> [Records excerpted from a collection]
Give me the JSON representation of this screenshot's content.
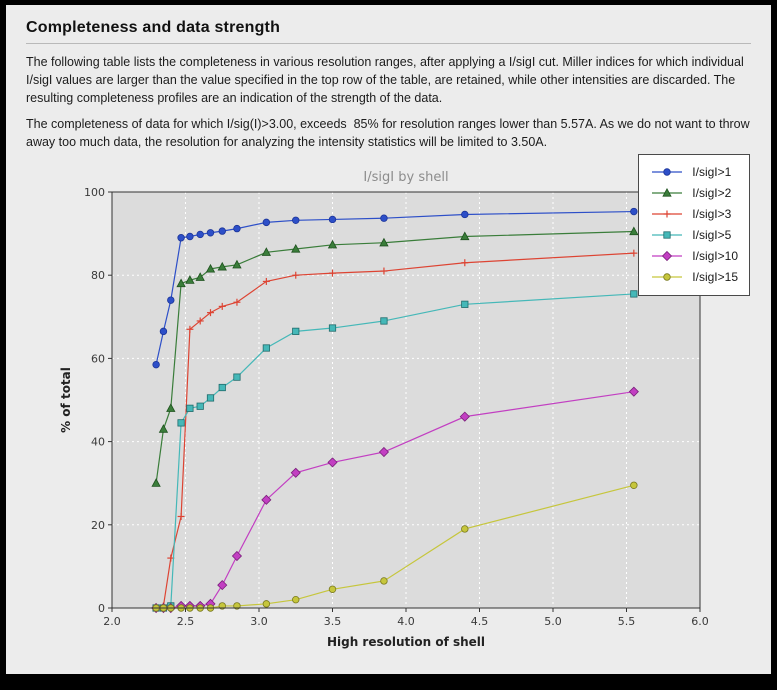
{
  "page": {
    "title": "Completeness and data strength",
    "paragraph1": "The following table lists the completeness in various resolution ranges, after applying a I/sigI cut. Miller indices for which individual I/sigI values are larger than the value specified in the top row of the table, are retained, while other intensities are discarded. The resulting completeness profiles are an indication of the strength of the data.",
    "paragraph2": "The completeness of data for which I/sig(I)>3.00, exceeds  85% for resolution ranges lower than 5.57A. As we do not want to throw away too much data, the resolution for analyzing the intensity statistics will be limited to 3.50A."
  },
  "chart_data": {
    "type": "line",
    "title": "I/sigI by shell",
    "xlabel": "High resolution of shell",
    "ylabel": "% of total",
    "xlim": [
      2.0,
      6.0
    ],
    "ylim": [
      0,
      100
    ],
    "xticks": [
      "2.0",
      "2.5",
      "3.0",
      "3.5",
      "4.0",
      "4.5",
      "5.0",
      "5.5",
      "6.0"
    ],
    "yticks": [
      "0",
      "20",
      "40",
      "60",
      "80",
      "100"
    ],
    "grid": true,
    "grid_color": "#ffffff",
    "plot_bg": "#dcdcdc",
    "legend_position": "upper right",
    "x": [
      2.3,
      2.35,
      2.4,
      2.47,
      2.53,
      2.6,
      2.67,
      2.75,
      2.85,
      3.05,
      3.25,
      3.5,
      3.85,
      4.4,
      5.55
    ],
    "series": [
      {
        "name": "I/sigI>1",
        "color": "#2d4fc8",
        "edge": "#1c3599",
        "marker": "circle",
        "values": [
          58.5,
          66.5,
          74,
          89,
          89.3,
          89.8,
          90.2,
          90.6,
          91.2,
          92.7,
          93.2,
          93.4,
          93.7,
          94.6,
          95.3
        ]
      },
      {
        "name": "I/sigI>2",
        "color": "#3a7d3a",
        "edge": "#1f521f",
        "marker": "triangle",
        "values": [
          30,
          43,
          48,
          78,
          78.8,
          79.5,
          81.5,
          82,
          82.5,
          85.5,
          86.3,
          87.3,
          87.8,
          89.3,
          90.5
        ]
      },
      {
        "name": "I/sigI>3",
        "color": "#dd4433",
        "edge": "#dd4433",
        "marker": "plus",
        "values": [
          0,
          0.5,
          12,
          22,
          67,
          69,
          71,
          72.5,
          73.5,
          78.5,
          80,
          80.5,
          81,
          83,
          85.3
        ]
      },
      {
        "name": "I/sigI>5",
        "color": "#45b8b8",
        "edge": "#1f6b6b",
        "marker": "square",
        "values": [
          0,
          0,
          0.5,
          44.5,
          48,
          48.5,
          50.5,
          53,
          55.5,
          62.5,
          66.5,
          67.3,
          69,
          73,
          75.5
        ]
      },
      {
        "name": "I/sigI>10",
        "color": "#c23fc2",
        "edge": "#7a1f7a",
        "marker": "diamond",
        "values": [
          0,
          0,
          0,
          0.5,
          0.5,
          0.5,
          1,
          5.5,
          12.5,
          26,
          32.5,
          35,
          37.5,
          46,
          52
        ]
      },
      {
        "name": "I/sigI>15",
        "color": "#c6c63c",
        "edge": "#7a7a1f",
        "marker": "circle",
        "values": [
          0,
          0,
          0,
          0,
          0,
          0,
          0,
          0.5,
          0.5,
          1,
          2,
          4.5,
          6.5,
          19,
          29.5
        ]
      }
    ]
  }
}
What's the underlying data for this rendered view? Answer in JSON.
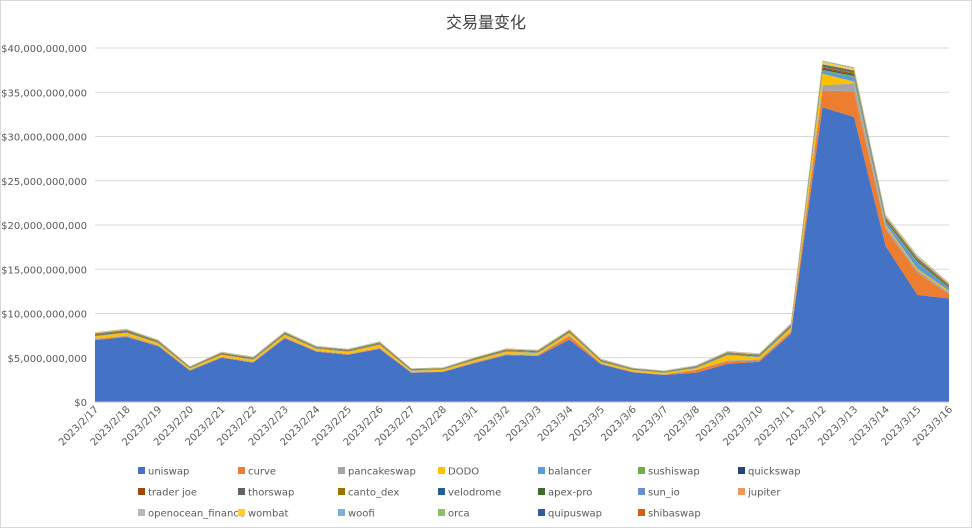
{
  "chart_data": {
    "type": "area",
    "stacked": true,
    "title": "交易量变化",
    "xlabel": "",
    "ylabel": "",
    "ylim": [
      0,
      40000000000
    ],
    "yticks": [
      0,
      5000000000,
      10000000000,
      15000000000,
      20000000000,
      25000000000,
      30000000000,
      35000000000,
      40000000000
    ],
    "ytick_labels": [
      "$0",
      "$5,000,000,000",
      "$10,000,000,000",
      "$15,000,000,000",
      "$20,000,000,000",
      "$25,000,000,000",
      "$30,000,000,000",
      "$35,000,000,000",
      "$40,000,000,000"
    ],
    "grid": true,
    "legend_position": "bottom",
    "categories": [
      "2023/2/17",
      "2023/2/18",
      "2023/2/19",
      "2023/2/20",
      "2023/2/21",
      "2023/2/22",
      "2023/2/23",
      "2023/2/24",
      "2023/2/25",
      "2023/2/26",
      "2023/2/27",
      "2023/2/28",
      "2023/3/1",
      "2023/3/2",
      "2023/3/3",
      "2023/3/4",
      "2023/3/5",
      "2023/3/6",
      "2023/3/7",
      "2023/3/8",
      "2023/3/9",
      "2023/3/10",
      "2023/3/11",
      "2023/3/12",
      "2023/3/13",
      "2023/3/14",
      "2023/3/15",
      "2023/3/16"
    ],
    "series": [
      {
        "name": "uniswap",
        "color": "#4472c4",
        "values": [
          7000000000,
          7350000000,
          6300000000,
          3550000000,
          5000000000,
          4450000000,
          7200000000,
          5700000000,
          5350000000,
          6000000000,
          3300000000,
          3400000000,
          4400000000,
          5300000000,
          5200000000,
          7050000000,
          4250000000,
          3350000000,
          3050000000,
          3300000000,
          4300000000,
          4550000000,
          7700000000,
          33300000000,
          32200000000,
          17600000000,
          12100000000,
          11700000000
        ]
      },
      {
        "name": "curve",
        "color": "#ed7d31",
        "values": [
          80000000,
          80000000,
          70000000,
          40000000,
          60000000,
          50000000,
          60000000,
          50000000,
          50000000,
          80000000,
          40000000,
          40000000,
          60000000,
          60000000,
          60000000,
          400000000,
          60000000,
          50000000,
          40000000,
          300000000,
          300000000,
          150000000,
          200000000,
          1900000000,
          2900000000,
          1900000000,
          2500000000,
          500000000
        ]
      },
      {
        "name": "pancakeswap",
        "color": "#a5a5a5",
        "values": [
          80000000,
          80000000,
          70000000,
          50000000,
          60000000,
          60000000,
          70000000,
          60000000,
          60000000,
          70000000,
          50000000,
          50000000,
          60000000,
          70000000,
          70000000,
          80000000,
          60000000,
          50000000,
          50000000,
          60000000,
          100000000,
          100000000,
          150000000,
          600000000,
          900000000,
          400000000,
          300000000,
          200000000
        ]
      },
      {
        "name": "DODO",
        "color": "#ffc000",
        "values": [
          250000000,
          300000000,
          200000000,
          150000000,
          200000000,
          200000000,
          250000000,
          200000000,
          200000000,
          300000000,
          150000000,
          150000000,
          200000000,
          250000000,
          200000000,
          250000000,
          150000000,
          150000000,
          150000000,
          150000000,
          600000000,
          250000000,
          300000000,
          1300000000,
          200000000,
          150000000,
          150000000,
          150000000
        ]
      },
      {
        "name": "balancer",
        "color": "#5b9bd5",
        "values": [
          40000000,
          40000000,
          35000000,
          25000000,
          30000000,
          30000000,
          40000000,
          35000000,
          30000000,
          35000000,
          25000000,
          25000000,
          30000000,
          35000000,
          35000000,
          40000000,
          30000000,
          30000000,
          25000000,
          30000000,
          60000000,
          50000000,
          80000000,
          300000000,
          500000000,
          300000000,
          700000000,
          300000000
        ]
      },
      {
        "name": "sushiswap",
        "color": "#70ad47",
        "values": [
          40000000,
          40000000,
          35000000,
          25000000,
          30000000,
          30000000,
          35000000,
          30000000,
          30000000,
          35000000,
          25000000,
          25000000,
          30000000,
          35000000,
          35000000,
          40000000,
          30000000,
          25000000,
          25000000,
          30000000,
          40000000,
          40000000,
          50000000,
          150000000,
          150000000,
          100000000,
          100000000,
          80000000
        ]
      },
      {
        "name": "quickswap",
        "color": "#264478",
        "values": [
          30000000,
          30000000,
          25000000,
          20000000,
          25000000,
          25000000,
          30000000,
          25000000,
          25000000,
          30000000,
          20000000,
          20000000,
          25000000,
          30000000,
          30000000,
          30000000,
          25000000,
          20000000,
          20000000,
          25000000,
          30000000,
          30000000,
          40000000,
          100000000,
          100000000,
          80000000,
          80000000,
          60000000
        ]
      },
      {
        "name": "trader joe",
        "color": "#9e480e",
        "values": [
          60000000,
          60000000,
          50000000,
          30000000,
          40000000,
          40000000,
          50000000,
          40000000,
          40000000,
          50000000,
          30000000,
          30000000,
          40000000,
          40000000,
          40000000,
          50000000,
          40000000,
          30000000,
          30000000,
          40000000,
          50000000,
          50000000,
          60000000,
          150000000,
          150000000,
          100000000,
          100000000,
          80000000
        ]
      },
      {
        "name": "thorswap",
        "color": "#636363",
        "values": [
          20000000,
          20000000,
          15000000,
          10000000,
          15000000,
          15000000,
          20000000,
          15000000,
          15000000,
          20000000,
          10000000,
          10000000,
          15000000,
          15000000,
          15000000,
          20000000,
          15000000,
          10000000,
          10000000,
          15000000,
          20000000,
          20000000,
          25000000,
          50000000,
          50000000,
          40000000,
          40000000,
          30000000
        ]
      },
      {
        "name": "canto_dex",
        "color": "#997300",
        "values": [
          80000000,
          80000000,
          70000000,
          40000000,
          60000000,
          50000000,
          60000000,
          50000000,
          50000000,
          60000000,
          40000000,
          40000000,
          50000000,
          60000000,
          60000000,
          60000000,
          50000000,
          40000000,
          40000000,
          50000000,
          60000000,
          60000000,
          70000000,
          100000000,
          100000000,
          80000000,
          80000000,
          60000000
        ]
      },
      {
        "name": "velodrome",
        "color": "#255e91",
        "values": [
          20000000,
          20000000,
          15000000,
          10000000,
          15000000,
          15000000,
          20000000,
          15000000,
          15000000,
          20000000,
          10000000,
          10000000,
          15000000,
          15000000,
          15000000,
          20000000,
          15000000,
          10000000,
          10000000,
          15000000,
          20000000,
          20000000,
          25000000,
          80000000,
          80000000,
          50000000,
          50000000,
          40000000
        ]
      },
      {
        "name": "apex-pro",
        "color": "#43682b",
        "values": [
          40000000,
          40000000,
          35000000,
          25000000,
          30000000,
          30000000,
          35000000,
          30000000,
          30000000,
          35000000,
          25000000,
          25000000,
          30000000,
          35000000,
          35000000,
          40000000,
          30000000,
          25000000,
          25000000,
          30000000,
          40000000,
          40000000,
          50000000,
          100000000,
          100000000,
          80000000,
          80000000,
          60000000
        ]
      },
      {
        "name": "sun_io",
        "color": "#698ed0",
        "values": [
          10000000,
          10000000,
          10000000,
          5000000,
          10000000,
          10000000,
          10000000,
          10000000,
          10000000,
          10000000,
          5000000,
          5000000,
          10000000,
          10000000,
          10000000,
          10000000,
          10000000,
          5000000,
          5000000,
          10000000,
          10000000,
          10000000,
          10000000,
          20000000,
          20000000,
          15000000,
          15000000,
          10000000
        ]
      },
      {
        "name": "jupiter",
        "color": "#f1975a",
        "values": [
          20000000,
          20000000,
          15000000,
          10000000,
          15000000,
          15000000,
          20000000,
          15000000,
          15000000,
          20000000,
          10000000,
          10000000,
          15000000,
          15000000,
          15000000,
          20000000,
          15000000,
          10000000,
          10000000,
          15000000,
          20000000,
          20000000,
          25000000,
          50000000,
          50000000,
          40000000,
          40000000,
          30000000
        ]
      },
      {
        "name": "openocean_finance",
        "color": "#b7b7b7",
        "values": [
          20000000,
          20000000,
          15000000,
          10000000,
          15000000,
          15000000,
          20000000,
          15000000,
          15000000,
          20000000,
          10000000,
          10000000,
          15000000,
          15000000,
          15000000,
          20000000,
          15000000,
          10000000,
          10000000,
          15000000,
          20000000,
          20000000,
          25000000,
          50000000,
          50000000,
          40000000,
          40000000,
          30000000
        ]
      },
      {
        "name": "wombat",
        "color": "#ffcd33",
        "values": [
          30000000,
          30000000,
          25000000,
          20000000,
          25000000,
          25000000,
          30000000,
          25000000,
          25000000,
          30000000,
          20000000,
          20000000,
          25000000,
          30000000,
          30000000,
          30000000,
          25000000,
          20000000,
          20000000,
          25000000,
          30000000,
          30000000,
          40000000,
          200000000,
          150000000,
          100000000,
          100000000,
          60000000
        ]
      },
      {
        "name": "woofi",
        "color": "#7cafdd",
        "values": [
          20000000,
          20000000,
          15000000,
          10000000,
          15000000,
          15000000,
          20000000,
          15000000,
          15000000,
          20000000,
          10000000,
          10000000,
          15000000,
          15000000,
          15000000,
          20000000,
          15000000,
          10000000,
          10000000,
          15000000,
          20000000,
          20000000,
          25000000,
          50000000,
          50000000,
          40000000,
          40000000,
          30000000
        ]
      },
      {
        "name": "orca",
        "color": "#8cc168",
        "values": [
          20000000,
          20000000,
          15000000,
          10000000,
          15000000,
          15000000,
          20000000,
          15000000,
          15000000,
          20000000,
          10000000,
          10000000,
          15000000,
          15000000,
          15000000,
          20000000,
          15000000,
          10000000,
          10000000,
          15000000,
          20000000,
          20000000,
          25000000,
          50000000,
          50000000,
          40000000,
          40000000,
          30000000
        ]
      },
      {
        "name": "quipuswap",
        "color": "#335aa1",
        "values": [
          5000000,
          5000000,
          5000000,
          5000000,
          5000000,
          5000000,
          5000000,
          5000000,
          5000000,
          5000000,
          5000000,
          5000000,
          5000000,
          5000000,
          5000000,
          5000000,
          5000000,
          5000000,
          5000000,
          5000000,
          5000000,
          5000000,
          5000000,
          10000000,
          10000000,
          10000000,
          10000000,
          5000000
        ]
      },
      {
        "name": "shibaswap",
        "color": "#d26012",
        "values": [
          10000000,
          10000000,
          10000000,
          5000000,
          10000000,
          10000000,
          10000000,
          10000000,
          10000000,
          10000000,
          5000000,
          5000000,
          10000000,
          10000000,
          10000000,
          10000000,
          10000000,
          5000000,
          5000000,
          10000000,
          10000000,
          10000000,
          10000000,
          20000000,
          20000000,
          15000000,
          15000000,
          10000000
        ]
      }
    ]
  }
}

> [What is required]
State how many lines include the string "resolution". Give no other information.

> [The reply]
3